**What this exercise asks:**
a – Using the passage on virtualization, decide whether each statement agrees with it: (i) IBM introduced virtualization in 1960, when mainframe computers were in use. (ii) Mainframe computers were fully utilized most of the time. (iii) Falling hardware prices were one reason the technology became dormant for a long time. For each, answer yes or no and quote the deciding words of the passage.
b – In the records, print the lines from the one containing "cumulative-point-phones [941,747,956,762]" to the one containing "bar-copiers [1736,829,1819,1125]", both included, without any change.

**Passage to read:**
Virtualization refers to the creation of virtual resources such as a server, desktop, operating system, file, storage, or network.

Virtualization

Virtualization = Virtual + Realization . In other words, virtualization means to realize something virtually. A simple definition of virtualization is the formation of a virtual computer inside the real computer. It is an abstraction layer above the hardware layer. It is hardware reducing, memory saving, and cost & energy saving technology that is rapidly transforming the IT landscape. In computing, virtualization refers to the creation of a virtual (rather than a real) version of something, including virtual computer hardware platforms, storage devices, and computer resources.In other words, virtualization can also be perceived as a technique that allows us to share a physical instance of a resource or an application among multiple customers and organizations.

The idea of virtualization is not new. It was introduced by IBM in 1960 when mainframe computers were in use. Mainframe computers were underutilized most of the time, hence to amplify the resource utilization of these mainframe computers, the virtualization technology was introduced which allows running multiple OS(Operating Systems) simultaneously.

Due to invention of desktop and reduction in hardware prices this technology become dormant for a long time.

**Supplied information:**
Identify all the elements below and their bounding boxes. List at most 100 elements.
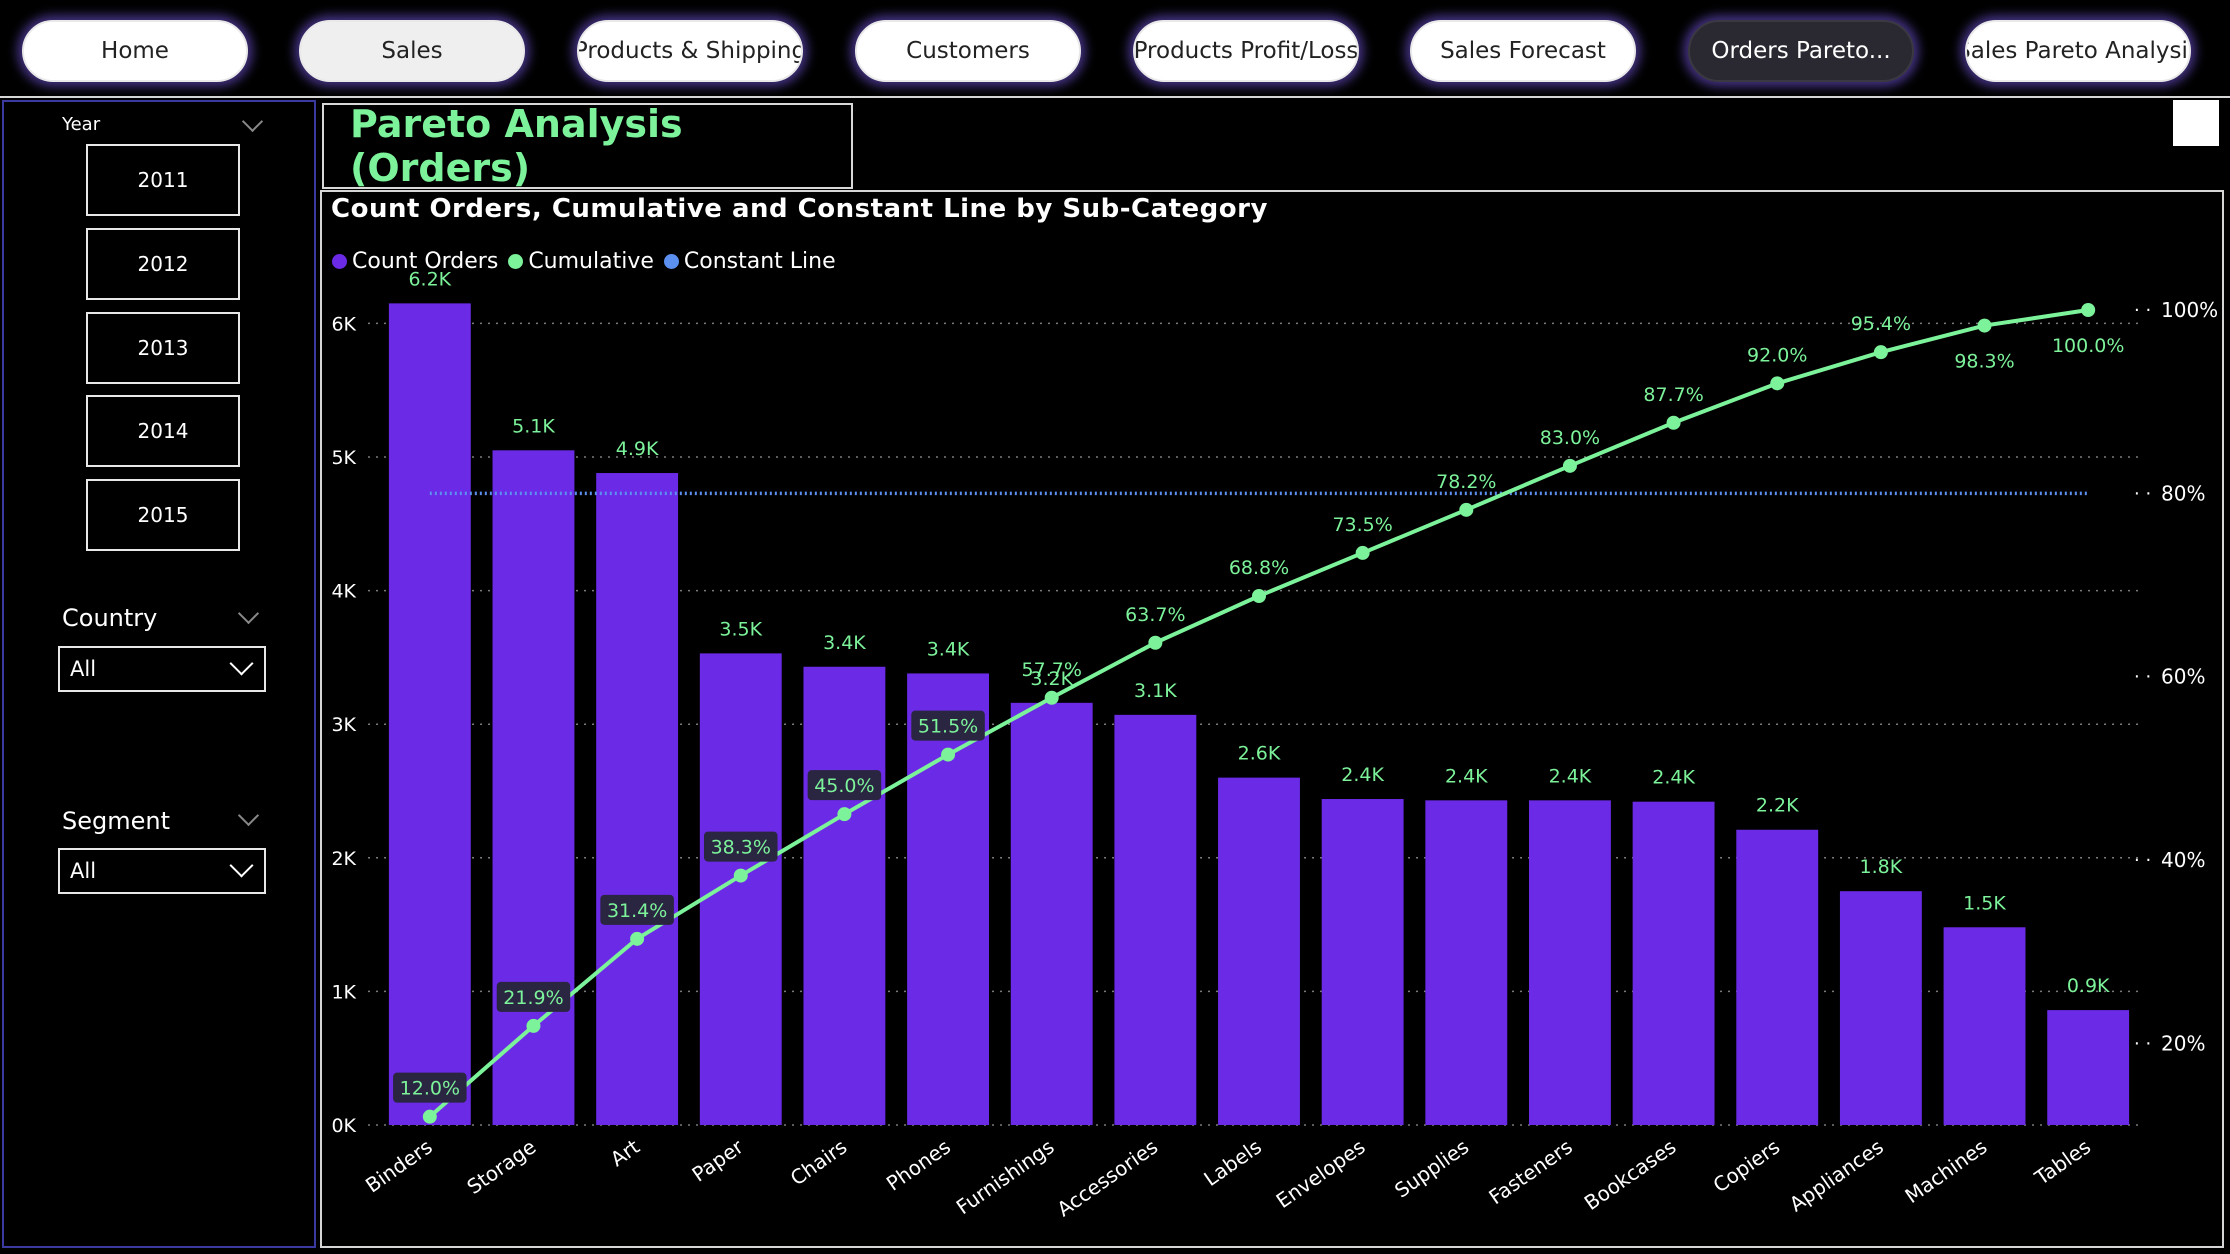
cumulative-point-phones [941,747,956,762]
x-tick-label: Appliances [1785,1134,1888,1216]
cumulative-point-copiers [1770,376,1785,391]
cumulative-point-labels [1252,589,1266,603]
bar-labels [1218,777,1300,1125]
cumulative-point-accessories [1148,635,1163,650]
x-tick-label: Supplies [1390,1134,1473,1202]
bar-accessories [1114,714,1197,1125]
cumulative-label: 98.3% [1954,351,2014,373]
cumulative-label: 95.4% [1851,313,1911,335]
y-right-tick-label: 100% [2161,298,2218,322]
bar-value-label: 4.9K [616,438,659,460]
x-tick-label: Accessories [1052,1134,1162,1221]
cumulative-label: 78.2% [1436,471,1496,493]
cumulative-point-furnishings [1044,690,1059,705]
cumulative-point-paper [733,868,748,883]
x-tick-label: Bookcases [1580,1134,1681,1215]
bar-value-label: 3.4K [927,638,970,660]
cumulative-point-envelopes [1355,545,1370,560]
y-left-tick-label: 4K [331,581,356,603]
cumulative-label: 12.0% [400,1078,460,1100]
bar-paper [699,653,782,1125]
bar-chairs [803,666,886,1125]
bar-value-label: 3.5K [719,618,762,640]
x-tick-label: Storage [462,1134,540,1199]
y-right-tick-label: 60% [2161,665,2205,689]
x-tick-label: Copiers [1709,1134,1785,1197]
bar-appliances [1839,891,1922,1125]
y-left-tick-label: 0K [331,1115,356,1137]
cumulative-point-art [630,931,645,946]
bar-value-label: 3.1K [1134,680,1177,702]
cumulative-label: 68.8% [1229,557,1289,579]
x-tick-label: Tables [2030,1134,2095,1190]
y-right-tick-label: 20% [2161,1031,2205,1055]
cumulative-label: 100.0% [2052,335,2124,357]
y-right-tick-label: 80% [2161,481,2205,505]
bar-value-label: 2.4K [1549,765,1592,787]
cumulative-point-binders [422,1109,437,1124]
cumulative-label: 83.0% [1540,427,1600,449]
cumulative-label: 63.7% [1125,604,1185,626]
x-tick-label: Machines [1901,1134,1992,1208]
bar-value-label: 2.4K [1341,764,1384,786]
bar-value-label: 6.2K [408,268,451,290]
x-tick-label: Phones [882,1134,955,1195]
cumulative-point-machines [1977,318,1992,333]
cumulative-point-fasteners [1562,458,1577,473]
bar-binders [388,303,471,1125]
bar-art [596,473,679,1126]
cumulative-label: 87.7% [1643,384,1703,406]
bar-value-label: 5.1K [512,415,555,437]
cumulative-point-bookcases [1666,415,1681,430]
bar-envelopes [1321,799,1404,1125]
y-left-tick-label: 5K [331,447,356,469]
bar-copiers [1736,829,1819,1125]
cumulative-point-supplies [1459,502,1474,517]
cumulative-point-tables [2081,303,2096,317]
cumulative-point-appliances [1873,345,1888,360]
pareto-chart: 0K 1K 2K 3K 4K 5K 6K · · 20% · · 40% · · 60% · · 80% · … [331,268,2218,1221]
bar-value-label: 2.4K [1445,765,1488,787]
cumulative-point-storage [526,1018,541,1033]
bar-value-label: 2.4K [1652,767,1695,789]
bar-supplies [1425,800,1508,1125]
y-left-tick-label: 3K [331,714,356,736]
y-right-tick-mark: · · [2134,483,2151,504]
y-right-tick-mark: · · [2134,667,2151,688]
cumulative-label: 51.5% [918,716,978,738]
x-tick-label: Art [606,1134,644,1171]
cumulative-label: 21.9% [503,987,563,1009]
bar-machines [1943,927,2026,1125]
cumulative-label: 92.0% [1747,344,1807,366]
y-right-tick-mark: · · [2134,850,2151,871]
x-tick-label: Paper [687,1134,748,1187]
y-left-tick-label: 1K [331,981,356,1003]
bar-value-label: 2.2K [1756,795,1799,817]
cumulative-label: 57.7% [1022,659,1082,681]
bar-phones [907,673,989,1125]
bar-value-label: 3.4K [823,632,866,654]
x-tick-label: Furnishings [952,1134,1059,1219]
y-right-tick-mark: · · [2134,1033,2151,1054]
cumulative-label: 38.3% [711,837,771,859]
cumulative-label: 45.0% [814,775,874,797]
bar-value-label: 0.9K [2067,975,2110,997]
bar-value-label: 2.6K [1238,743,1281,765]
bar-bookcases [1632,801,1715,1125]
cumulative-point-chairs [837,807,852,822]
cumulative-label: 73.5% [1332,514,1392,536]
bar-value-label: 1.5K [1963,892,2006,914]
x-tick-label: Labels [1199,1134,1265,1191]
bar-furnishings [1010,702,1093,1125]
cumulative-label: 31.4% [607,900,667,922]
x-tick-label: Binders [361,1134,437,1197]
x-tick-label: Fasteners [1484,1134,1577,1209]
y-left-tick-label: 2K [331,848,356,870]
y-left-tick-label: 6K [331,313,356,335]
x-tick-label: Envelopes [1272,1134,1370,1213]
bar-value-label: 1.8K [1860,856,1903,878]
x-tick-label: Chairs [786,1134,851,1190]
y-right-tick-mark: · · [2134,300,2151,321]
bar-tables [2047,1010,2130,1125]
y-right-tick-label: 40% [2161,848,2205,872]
==
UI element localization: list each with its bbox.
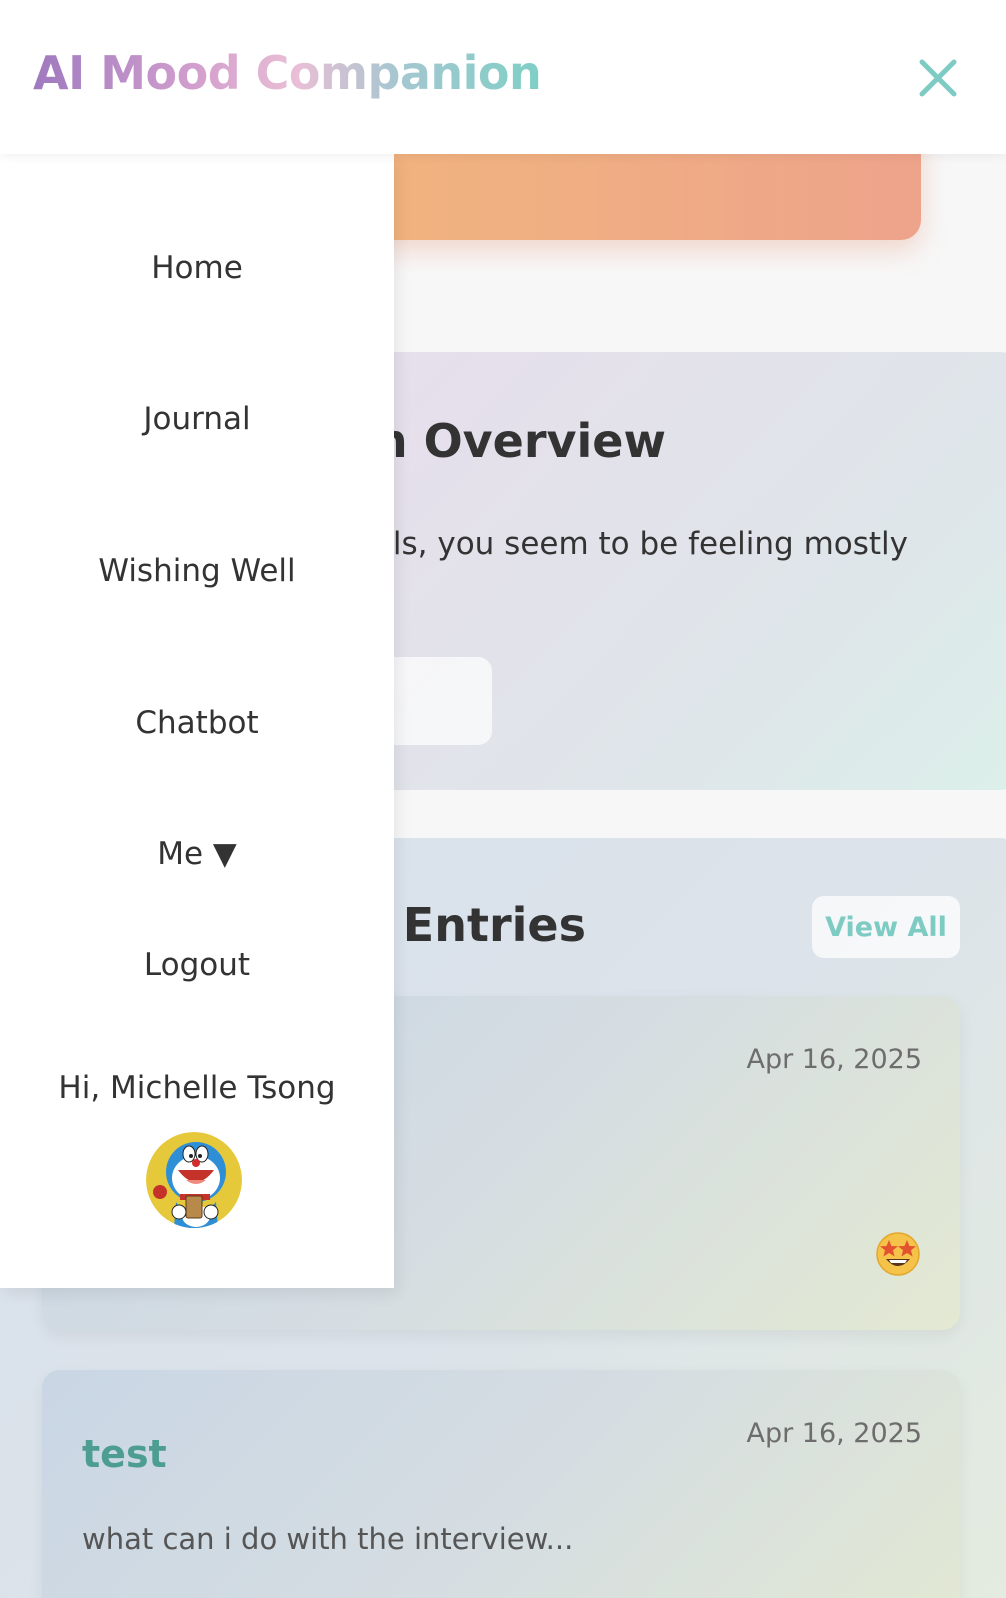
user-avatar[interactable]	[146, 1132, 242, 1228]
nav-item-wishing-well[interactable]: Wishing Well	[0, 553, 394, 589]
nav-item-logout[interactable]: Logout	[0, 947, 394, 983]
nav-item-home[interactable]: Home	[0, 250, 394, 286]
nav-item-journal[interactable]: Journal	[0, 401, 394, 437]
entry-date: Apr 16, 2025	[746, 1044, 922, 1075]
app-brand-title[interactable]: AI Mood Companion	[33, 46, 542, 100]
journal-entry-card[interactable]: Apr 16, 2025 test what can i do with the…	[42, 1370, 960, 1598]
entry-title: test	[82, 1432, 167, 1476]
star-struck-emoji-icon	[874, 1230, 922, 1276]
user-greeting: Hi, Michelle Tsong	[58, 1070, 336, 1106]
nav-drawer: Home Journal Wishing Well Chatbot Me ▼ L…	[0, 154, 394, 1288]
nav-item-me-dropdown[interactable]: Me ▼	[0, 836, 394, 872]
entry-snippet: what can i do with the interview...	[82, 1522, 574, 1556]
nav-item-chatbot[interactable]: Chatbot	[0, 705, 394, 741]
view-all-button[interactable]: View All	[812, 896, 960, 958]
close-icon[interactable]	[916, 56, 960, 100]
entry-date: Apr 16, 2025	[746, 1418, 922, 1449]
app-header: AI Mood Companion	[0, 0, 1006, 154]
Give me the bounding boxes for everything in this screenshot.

**Outputs in order:**
a –
(i) Yes: "It was introduced by IBM in 1960 when mainframe computers were in use."
(ii) No: "Mainframe computers were underutilized most of the time"
(iii) Yes: "Due to invention of desktop and reduction in hardware prices this technology become dormant for a long time."

b –
cumulative-point-phones [941,747,956,762]
x-tick-label: Appliances [1785,1134,1888,1216]
cumulative-point-copiers [1770,376,1785,391]
cumulative-point-labels [1252,589,1266,603]
bar-labels [1218,777,1300,1125]
cumulative-point-accessories [1148,635,1163,650]
x-tick-label: Supplies [1390,1134,1473,1202]
bar-accessories [1114,714,1197,1125]
cumulative-label: 98.3% [1954,351,2014,373]
cumulative-label: 95.4% [1851,313,1911,335]
y-right-tick-label: 100% [2161,298,2218,322]
bar-value-label: 4.9K [616,438,659,460]
x-tick-label: Accessories [1052,1134,1162,1221]
cumulative-label: 78.2% [1436,471,1496,493]
cumulative-point-furnishings [1044,690,1059,705]
cumulative-point-paper [733,868,748,883]
x-tick-label: Bookcases [1580,1134,1681,1215]
bar-value-label: 3.4K [927,638,970,660]
cumulative-point-envelopes [1355,545,1370,560]
y-left-tick-label: 4K [331,581,356,603]
cumulative-label: 12.0% [400,1078,460,1100]
bar-paper [699,653,782,1125]
bar-chairs [803,666,886,1125]
bar-value-label: 3.5K [719,618,762,640]
x-tick-label: Storage [462,1134,540,1199]
y-right-tick-label: 60% [2161,665,2205,689]
x-tick-label: Copiers [1709,1134,1785,1197]
bar-appliances [1839,891,1922,1125]
y-left-tick-label: 0K [331,1115,356,1137]
cumulative-point-art [630,931,645,946]
bar-value-label: 3.1K [1134,680,1177,702]
cumulative-label: 68.8% [1229,557,1289,579]
x-tick-label: Tables [2030,1134,2095,1190]
y-right-tick-label: 20% [2161,1031,2205,1055]
cumulative-label: 100.0% [2052,335,2124,357]
y-right-tick-label: 80% [2161,481,2205,505]
bar-value-label: 2.4K [1549,765,1592,787]
cumulative-point-binders [422,1109,437,1124]
cumulative-label: 83.0% [1540,427,1600,449]
cumulative-label: 63.7% [1125,604,1185,626]
x-tick-label: Machines [1901,1134,1992,1208]
bar-value-label: 2.4K [1341,764,1384,786]
bar-value-label: 6.2K [408,268,451,290]
x-tick-label: Phones [882,1134,955,1195]
cumulative-point-machines [1977,318,1992,333]
cumulative-point-fasteners [1562,458,1577,473]
bar-binders [388,303,471,1125]
bar-art [596,473,679,1126]
cumulative-label: 87.7% [1643,384,1703,406]
bar-value-label: 5.1K [512,415,555,437]
cumulative-point-bookcases [1666,415,1681,430]
bar-envelopes [1321,799,1404,1125]
y-left-tick-label: 5K [331,447,356,469]
bar-copiers [1736,829,1819,1125]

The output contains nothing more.